_Exercise prompt_. Below are some records; return each one exactly.

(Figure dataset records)
####
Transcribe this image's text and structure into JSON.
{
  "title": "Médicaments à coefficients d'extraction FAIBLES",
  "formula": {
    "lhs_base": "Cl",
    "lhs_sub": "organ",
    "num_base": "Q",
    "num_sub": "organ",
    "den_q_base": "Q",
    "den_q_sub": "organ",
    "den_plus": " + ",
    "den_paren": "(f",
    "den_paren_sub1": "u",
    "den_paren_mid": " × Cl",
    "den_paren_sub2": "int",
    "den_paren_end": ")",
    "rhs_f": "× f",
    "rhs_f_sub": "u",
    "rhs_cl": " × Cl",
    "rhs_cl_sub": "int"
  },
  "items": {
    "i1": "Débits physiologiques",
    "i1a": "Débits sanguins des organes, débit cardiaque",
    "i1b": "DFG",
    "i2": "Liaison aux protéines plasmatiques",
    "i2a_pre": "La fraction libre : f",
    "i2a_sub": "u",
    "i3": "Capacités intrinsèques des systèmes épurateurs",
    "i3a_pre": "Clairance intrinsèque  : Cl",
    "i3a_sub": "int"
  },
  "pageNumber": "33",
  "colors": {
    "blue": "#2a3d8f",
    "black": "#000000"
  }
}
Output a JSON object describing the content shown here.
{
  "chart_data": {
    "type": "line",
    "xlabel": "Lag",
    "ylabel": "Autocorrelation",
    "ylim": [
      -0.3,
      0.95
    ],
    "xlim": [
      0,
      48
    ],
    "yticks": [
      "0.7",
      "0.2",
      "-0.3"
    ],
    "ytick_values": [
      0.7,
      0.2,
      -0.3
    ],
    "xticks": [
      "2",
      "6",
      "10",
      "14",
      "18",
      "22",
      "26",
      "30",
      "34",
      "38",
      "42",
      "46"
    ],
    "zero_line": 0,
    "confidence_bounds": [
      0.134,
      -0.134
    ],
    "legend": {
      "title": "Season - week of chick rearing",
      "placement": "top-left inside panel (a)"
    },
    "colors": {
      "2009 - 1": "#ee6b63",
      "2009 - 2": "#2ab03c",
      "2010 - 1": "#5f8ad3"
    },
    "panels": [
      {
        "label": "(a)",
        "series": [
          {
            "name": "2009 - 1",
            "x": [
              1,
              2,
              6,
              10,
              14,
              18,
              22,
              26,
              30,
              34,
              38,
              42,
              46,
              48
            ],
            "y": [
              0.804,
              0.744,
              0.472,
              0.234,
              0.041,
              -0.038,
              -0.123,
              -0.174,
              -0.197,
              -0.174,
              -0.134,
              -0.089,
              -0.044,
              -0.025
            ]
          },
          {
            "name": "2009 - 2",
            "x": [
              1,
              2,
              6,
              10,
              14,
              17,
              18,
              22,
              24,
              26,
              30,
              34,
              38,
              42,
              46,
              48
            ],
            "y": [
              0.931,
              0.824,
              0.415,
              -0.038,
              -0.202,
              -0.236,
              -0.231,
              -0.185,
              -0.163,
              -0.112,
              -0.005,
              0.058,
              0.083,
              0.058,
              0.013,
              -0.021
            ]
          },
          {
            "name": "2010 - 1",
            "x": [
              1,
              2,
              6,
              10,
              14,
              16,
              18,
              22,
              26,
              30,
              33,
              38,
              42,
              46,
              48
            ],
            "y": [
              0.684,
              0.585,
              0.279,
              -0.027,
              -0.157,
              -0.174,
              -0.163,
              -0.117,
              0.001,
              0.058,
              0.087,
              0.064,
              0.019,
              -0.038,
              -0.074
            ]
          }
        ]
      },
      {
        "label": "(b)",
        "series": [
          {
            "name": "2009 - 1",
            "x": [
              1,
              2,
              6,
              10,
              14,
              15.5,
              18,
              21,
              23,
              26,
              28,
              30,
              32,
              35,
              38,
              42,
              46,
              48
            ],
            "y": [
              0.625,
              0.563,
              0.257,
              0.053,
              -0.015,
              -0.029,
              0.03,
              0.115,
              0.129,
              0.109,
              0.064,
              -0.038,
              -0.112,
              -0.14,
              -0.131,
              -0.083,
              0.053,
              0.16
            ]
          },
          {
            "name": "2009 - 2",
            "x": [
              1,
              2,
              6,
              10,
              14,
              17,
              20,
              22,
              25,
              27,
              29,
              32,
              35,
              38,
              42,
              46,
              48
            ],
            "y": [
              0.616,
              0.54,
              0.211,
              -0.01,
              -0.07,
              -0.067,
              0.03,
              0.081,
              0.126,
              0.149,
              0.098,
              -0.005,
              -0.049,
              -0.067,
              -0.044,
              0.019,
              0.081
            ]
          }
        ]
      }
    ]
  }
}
####
_Exercise output_.
Transcribe this image's text and structure into JSON.
{
  "title": "Médicaments à coefficients d'extraction FAIBLES",
  "formula": {
    "lhs_base": "Cl",
    "lhs_sub": "organ",
    "num_base": "Q",
    "num_sub": "organ",
    "den_q_base": "Q",
    "den_q_sub": "organ",
    "den_plus": " + ",
    "den_paren": "(f",
    "den_paren_sub1": "u",
    "den_paren_mid": " × Cl",
    "den_paren_sub2": "int",
    "den_paren_end": ")",
    "rhs_f": "× f",
    "rhs_f_sub": "u",
    "rhs_cl": " × Cl",
    "rhs_cl_sub": "int"
  },
  "items": {
    "i1": "Débits physiologiques",
    "i1a": "Débits sanguins des organes, débit cardiaque",
    "i1b": "DFG",
    "i2": "Liaison aux protéines plasmatiques",
    "i2a_pre": "La fraction libre : f",
    "i2a_sub": "u",
    "i3": "Capacités intrinsèques des systèmes épurateurs",
    "i3a_pre": "Clairance intrinsèque  : Cl",
    "i3a_sub": "int"
  },
  "pageNumber": "33",
  "colors": {
    "blue": "#2a3d8f",
    "black": "#000000"
  }
}
Output a JSON object describing the content shown here.
{
  "chart_data": {
    "type": "line",
    "xlabel": "Lag",
    "ylabel": "Autocorrelation",
    "ylim": [
      -0.3,
      0.95
    ],
    "xlim": [
      0,
      48
    ],
    "yticks": [
      "0.7",
      "0.2",
      "-0.3"
    ],
    "ytick_values": [
      0.7,
      0.2,
      -0.3
    ],
    "xticks": [
      "2",
      "6",
      "10",
      "14",
      "18",
      "22",
      "26",
      "30",
      "34",
      "38",
      "42",
      "46"
    ],
    "zero_line": 0,
    "confidence_bounds": [
      0.134,
      -0.134
    ],
    "legend": {
      "title": "Season - week of chick rearing",
      "placement": "top-left inside panel (a)"
    },
    "colors": {
      "2009 - 1": "#ee6b63",
      "2009 - 2": "#2ab03c",
      "2010 - 1": "#5f8ad3"
    },
    "panels": [
      {
        "label": "(a)",
        "series": [
          {
            "name": "2009 - 1",
            "x": [
              1,
              2,
              6,
              10,
              14,
              18,
              22,
              26,
              30,
              34,
              38,
              42,
              46,
              48
            ],
            "y": [
              0.804,
              0.744,
              0.472,
              0.234,
              0.041,
              -0.038,
              -0.123,
              -0.174,
              -0.197,
              -0.174,
              -0.134,
              -0.089,
              -0.044,
              -0.025
            ]
          },
          {
            "name": "2009 - 2",
            "x": [
              1,
              2,
              6,
              10,
              14,
              17,
              18,
              22,
              24,
              26,
              30,
              34,
              38,
              42,
              46,
              48
            ],
            "y": [
              0.931,
              0.824,
              0.415,
              -0.038,
              -0.202,
              -0.236,
              -0.231,
              -0.185,
              -0.163,
              -0.112,
              -0.005,
              0.058,
              0.083,
              0.058,
              0.013,
              -0.021
            ]
          },
          {
            "name": "2010 - 1",
            "x": [
              1,
              2,
              6,
              10,
              14,
              16,
              18,
              22,
              26,
              30,
              33,
              38,
              42,
              46,
              48
            ],
            "y": [
              0.684,
              0.585,
              0.279,
              -0.027,
              -0.157,
              -0.174,
              -0.163,
              -0.117,
              0.001,
              0.058,
              0.087,
              0.064,
              0.019,
              -0.038,
              -0.074
            ]
          }
        ]
      },
      {
        "label": "(b)",
        "series": [
          {
            "name": "2009 - 1",
            "x": [
              1,
              2,
              6,
              10,
              14,
              15.5,
              18,
              21,
              23,
              26,
              28,
              30,
              32,
              35,
              38,
              42,
              46,
              48
            ],
            "y": [
              0.625,
              0.563,
              0.257,
              0.053,
              -0.015,
              -0.029,
              0.03,
              0.115,
              0.129,
              0.109,
              0.064,
              -0.038,
              -0.112,
              -0.14,
              -0.131,
              -0.083,
              0.053,
              0.16
            ]
          },
          {
            "name": "2009 - 2",
            "x": [
              1,
              2,
              6,
              10,
              14,
              17,
              20,
              22,
              25,
              27,
              29,
              32,
              35,
              38,
              42,
              46,
              48
            ],
            "y": [
              0.616,
              0.54,
              0.211,
              -0.01,
              -0.07,
              -0.067,
              0.03,
              0.081,
              0.126,
              0.149,
              0.098,
              -0.005,
              -0.049,
              -0.067,
              -0.044,
              0.019,
              0.081
            ]
          }
        ]
      }
    ]
  }
}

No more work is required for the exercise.